[start Data to process]
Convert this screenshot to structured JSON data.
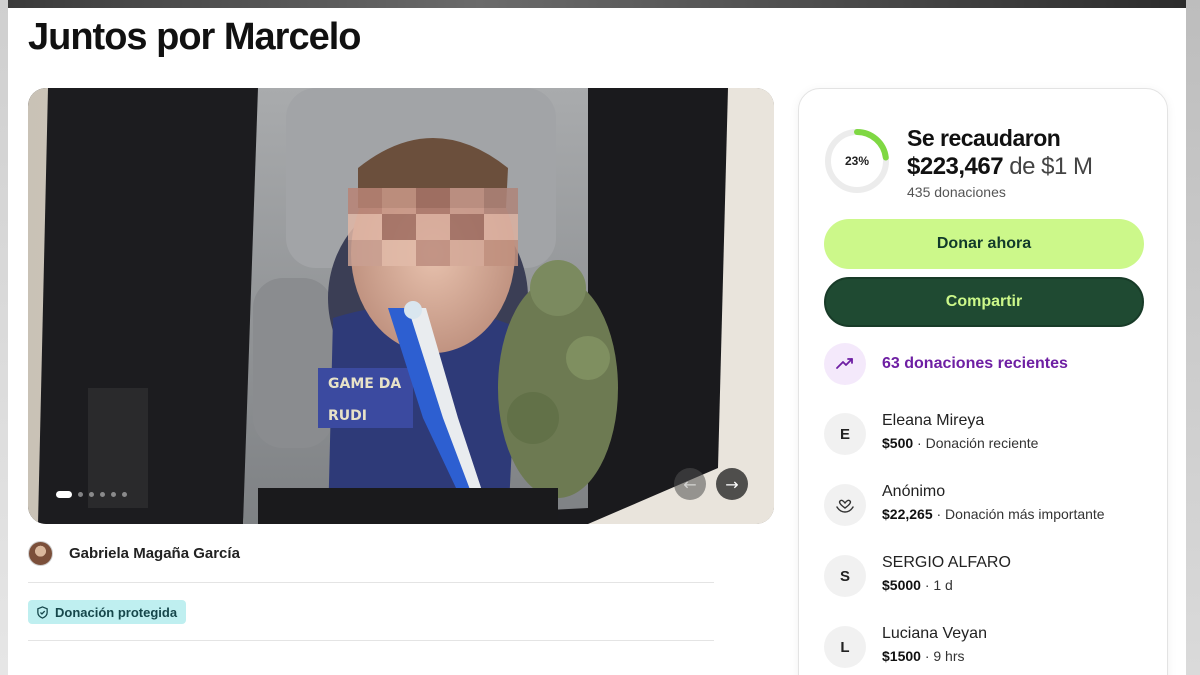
{
  "page": {
    "title": "Juntos por Marcelo"
  },
  "gallery": {
    "slide_count": 6,
    "active_slide": 1
  },
  "organizer": {
    "name": "Gabriela Magaña García"
  },
  "badge": {
    "protected_label": "Donación protegida",
    "icon": "shield-icon"
  },
  "fundraiser": {
    "progress_percent": 23,
    "progress_label": "23%",
    "raised_label": "Se recaudaron",
    "raised_amount": "$223,467",
    "goal_text": "de $1 M",
    "donations_count": "435 donaciones",
    "donate_label": "Donar ahora",
    "share_label": "Compartir",
    "recent_label": "63 donaciones recientes",
    "recent_icon": "trending-up-icon"
  },
  "donations": [
    {
      "initial": "E",
      "name": "Eleana Mireya",
      "amount": "$500",
      "detail": "· Donación reciente"
    },
    {
      "initial": "",
      "icon": "heart-hands-icon",
      "name": "Anónimo",
      "amount": "$22,265",
      "detail": "· Donación más importante"
    },
    {
      "initial": "S",
      "name": "SERGIO ALFARO",
      "amount": "$5000",
      "detail": "· 1 d"
    },
    {
      "initial": "L",
      "name": "Luciana Veyan",
      "amount": "$1500",
      "detail": "· 9 hrs"
    }
  ],
  "colors": {
    "donate_button": "#ccf88a",
    "share_button": "#1f4a32",
    "progress_ring": "#7fd843",
    "recent_accent": "#6e1fa3",
    "badge_bg": "#bfeff0"
  }
}
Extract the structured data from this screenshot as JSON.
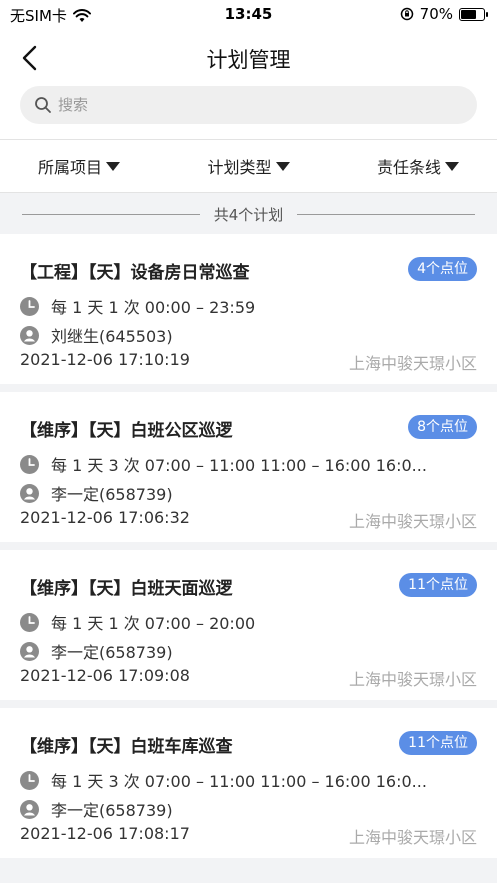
{
  "status_bar": {
    "carrier": "无SIM卡",
    "time": "13:45",
    "battery": "70%",
    "battery_level": 0.7
  },
  "header": {
    "title": "计划管理",
    "search_placeholder": "搜索"
  },
  "filters": [
    {
      "label": "所属项目"
    },
    {
      "label": "计划类型"
    },
    {
      "label": "责任条线"
    }
  ],
  "summary": "共4个计划",
  "plans": [
    {
      "name": "【工程】【天】设备房日常巡查",
      "badge": "4个点位",
      "frequency": "每 1 天 1 次   00:00 – 23:59",
      "person": "刘继生(645503)",
      "datetime": "2021-12-06 17:10:19",
      "area": "上海中骏天璟小区"
    },
    {
      "name": "【维序】【天】白班公区巡逻",
      "badge": "8个点位",
      "frequency": "每 1 天 3 次   07:00 – 11:00   11:00 – 16:00   16:0...",
      "person": "李一定(658739)",
      "datetime": "2021-12-06 17:06:32",
      "area": "上海中骏天璟小区"
    },
    {
      "name": "【维序】【天】白班天面巡逻",
      "badge": "11个点位",
      "frequency": "每 1 天 1 次   07:00 – 20:00",
      "person": "李一定(658739)",
      "datetime": "2021-12-06 17:09:08",
      "area": "上海中骏天璟小区"
    },
    {
      "name": "【维序】【天】白班车库巡查",
      "badge": "11个点位",
      "frequency": "每 1 天 3 次   07:00 – 11:00   11:00 – 16:00   16:0...",
      "person": "李一定(658739)",
      "datetime": "2021-12-06 17:08:17",
      "area": "上海中骏天璟小区"
    }
  ],
  "colors": {
    "accent": "#5b8ee6",
    "icon_gray": "#8a8a8a",
    "muted_text": "#aaaaaa",
    "page_bg": "#f2f3f5"
  }
}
[end Data to process]
Given problem. Leave out the pictures and give the rest of the records again exactly.

Result of the exercise.
Convert this screenshot to structured JSON data.
{
  "page": {
    "title": "Juntos por Marcelo"
  },
  "gallery": {
    "slide_count": 6,
    "active_slide": 1
  },
  "organizer": {
    "name": "Gabriela Magaña García"
  },
  "badge": {
    "protected_label": "Donación protegida",
    "icon": "shield-icon"
  },
  "fundraiser": {
    "progress_percent": 23,
    "progress_label": "23%",
    "raised_label": "Se recaudaron",
    "raised_amount": "$223,467",
    "goal_text": "de $1 M",
    "donations_count": "435 donaciones",
    "donate_label": "Donar ahora",
    "share_label": "Compartir",
    "recent_label": "63 donaciones recientes",
    "recent_icon": "trending-up-icon"
  },
  "donations": [
    {
      "initial": "E",
      "name": "Eleana Mireya",
      "amount": "$500",
      "detail": "· Donación reciente"
    },
    {
      "initial": "",
      "icon": "heart-hands-icon",
      "name": "Anónimo",
      "amount": "$22,265",
      "detail": "· Donación más importante"
    },
    {
      "initial": "S",
      "name": "SERGIO ALFARO",
      "amount": "$5000",
      "detail": "· 1 d"
    },
    {
      "initial": "L",
      "name": "Luciana Veyan",
      "amount": "$1500",
      "detail": "· 9 hrs"
    }
  ],
  "colors": {
    "donate_button": "#ccf88a",
    "share_button": "#1f4a32",
    "progress_ring": "#7fd843",
    "recent_accent": "#6e1fa3",
    "badge_bg": "#bfeff0"
  }
}
Extract the structured data from this screenshot as JSON.
{
  "status_bar": {
    "carrier": "无SIM卡",
    "time": "13:45",
    "battery": "70%",
    "battery_level": 0.7
  },
  "header": {
    "title": "计划管理",
    "search_placeholder": "搜索"
  },
  "filters": [
    {
      "label": "所属项目"
    },
    {
      "label": "计划类型"
    },
    {
      "label": "责任条线"
    }
  ],
  "summary": "共4个计划",
  "plans": [
    {
      "name": "【工程】【天】设备房日常巡查",
      "badge": "4个点位",
      "frequency": "每 1 天 1 次   00:00 – 23:59",
      "person": "刘继生(645503)",
      "datetime": "2021-12-06 17:10:19",
      "area": "上海中骏天璟小区"
    },
    {
      "name": "【维序】【天】白班公区巡逻",
      "badge": "8个点位",
      "frequency": "每 1 天 3 次   07:00 – 11:00   11:00 – 16:00   16:0...",
      "person": "李一定(658739)",
      "datetime": "2021-12-06 17:06:32",
      "area": "上海中骏天璟小区"
    },
    {
      "name": "【维序】【天】白班天面巡逻",
      "badge": "11个点位",
      "frequency": "每 1 天 1 次   07:00 – 20:00",
      "person": "李一定(658739)",
      "datetime": "2021-12-06 17:09:08",
      "area": "上海中骏天璟小区"
    },
    {
      "name": "【维序】【天】白班车库巡查",
      "badge": "11个点位",
      "frequency": "每 1 天 3 次   07:00 – 11:00   11:00 – 16:00   16:0...",
      "person": "李一定(658739)",
      "datetime": "2021-12-06 17:08:17",
      "area": "上海中骏天璟小区"
    }
  ],
  "colors": {
    "accent": "#5b8ee6",
    "icon_gray": "#8a8a8a",
    "muted_text": "#aaaaaa",
    "page_bg": "#f2f3f5"
  }
}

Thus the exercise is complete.